Written task> The entries below should be transcribed in their entirety, exactly as written.

Given records>
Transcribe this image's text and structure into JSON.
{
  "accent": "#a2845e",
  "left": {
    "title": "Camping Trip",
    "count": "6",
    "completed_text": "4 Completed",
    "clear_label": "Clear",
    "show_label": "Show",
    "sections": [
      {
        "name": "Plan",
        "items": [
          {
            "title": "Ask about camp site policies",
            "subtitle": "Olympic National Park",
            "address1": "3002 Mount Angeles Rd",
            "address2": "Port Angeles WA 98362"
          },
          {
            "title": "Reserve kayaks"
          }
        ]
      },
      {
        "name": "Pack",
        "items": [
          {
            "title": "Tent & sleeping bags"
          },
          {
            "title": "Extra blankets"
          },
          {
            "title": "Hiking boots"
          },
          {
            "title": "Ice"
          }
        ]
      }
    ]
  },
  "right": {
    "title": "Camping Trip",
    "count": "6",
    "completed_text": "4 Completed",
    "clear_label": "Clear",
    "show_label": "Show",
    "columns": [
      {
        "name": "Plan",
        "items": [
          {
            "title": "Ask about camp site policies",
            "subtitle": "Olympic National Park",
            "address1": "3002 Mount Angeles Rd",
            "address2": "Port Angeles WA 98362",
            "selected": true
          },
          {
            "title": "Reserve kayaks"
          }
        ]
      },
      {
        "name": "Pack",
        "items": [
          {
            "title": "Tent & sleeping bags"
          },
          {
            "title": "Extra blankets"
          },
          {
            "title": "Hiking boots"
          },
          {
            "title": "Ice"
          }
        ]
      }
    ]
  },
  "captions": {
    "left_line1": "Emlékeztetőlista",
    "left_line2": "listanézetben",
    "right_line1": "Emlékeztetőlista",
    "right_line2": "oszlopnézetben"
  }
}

Solution>
Transcribe this image's text and structure into JSON.
{
  "accent": "#a2845e",
  "left": {
    "title": "Camping Trip",
    "count": "6",
    "completed_text": "4 Completed",
    "clear_label": "Clear",
    "show_label": "Show",
    "sections": [
      {
        "name": "Plan",
        "items": [
          {
            "title": "Ask about camp site policies",
            "subtitle": "Olympic National Park",
            "address1": "3002 Mount Angeles Rd",
            "address2": "Port Angeles WA 98362"
          },
          {
            "title": "Reserve kayaks"
          }
        ]
      },
      {
        "name": "Pack",
        "items": [
          {
            "title": "Tent & sleeping bags"
          },
          {
            "title": "Extra blankets"
          },
          {
            "title": "Hiking boots"
          },
          {
            "title": "Ice"
          }
        ]
      }
    ]
  },
  "right": {
    "title": "Camping Trip",
    "count": "6",
    "completed_text": "4 Completed",
    "clear_label": "Clear",
    "show_label": "Show",
    "columns": [
      {
        "name": "Plan",
        "items": [
          {
            "title": "Ask about camp site policies",
            "subtitle": "Olympic National Park",
            "address1": "3002 Mount Angeles Rd",
            "address2": "Port Angeles WA 98362",
            "selected": true
          },
          {
            "title": "Reserve kayaks"
          }
        ]
      },
      {
        "name": "Pack",
        "items": [
          {
            "title": "Tent & sleeping bags"
          },
          {
            "title": "Extra blankets"
          },
          {
            "title": "Hiking boots"
          },
          {
            "title": "Ice"
          }
        ]
      }
    ]
  },
  "captions": {
    "left_line1": "Emlékeztetőlista",
    "left_line2": "listanézetben",
    "right_line1": "Emlékeztetőlista",
    "right_line2": "oszlopnézetben"
  }
}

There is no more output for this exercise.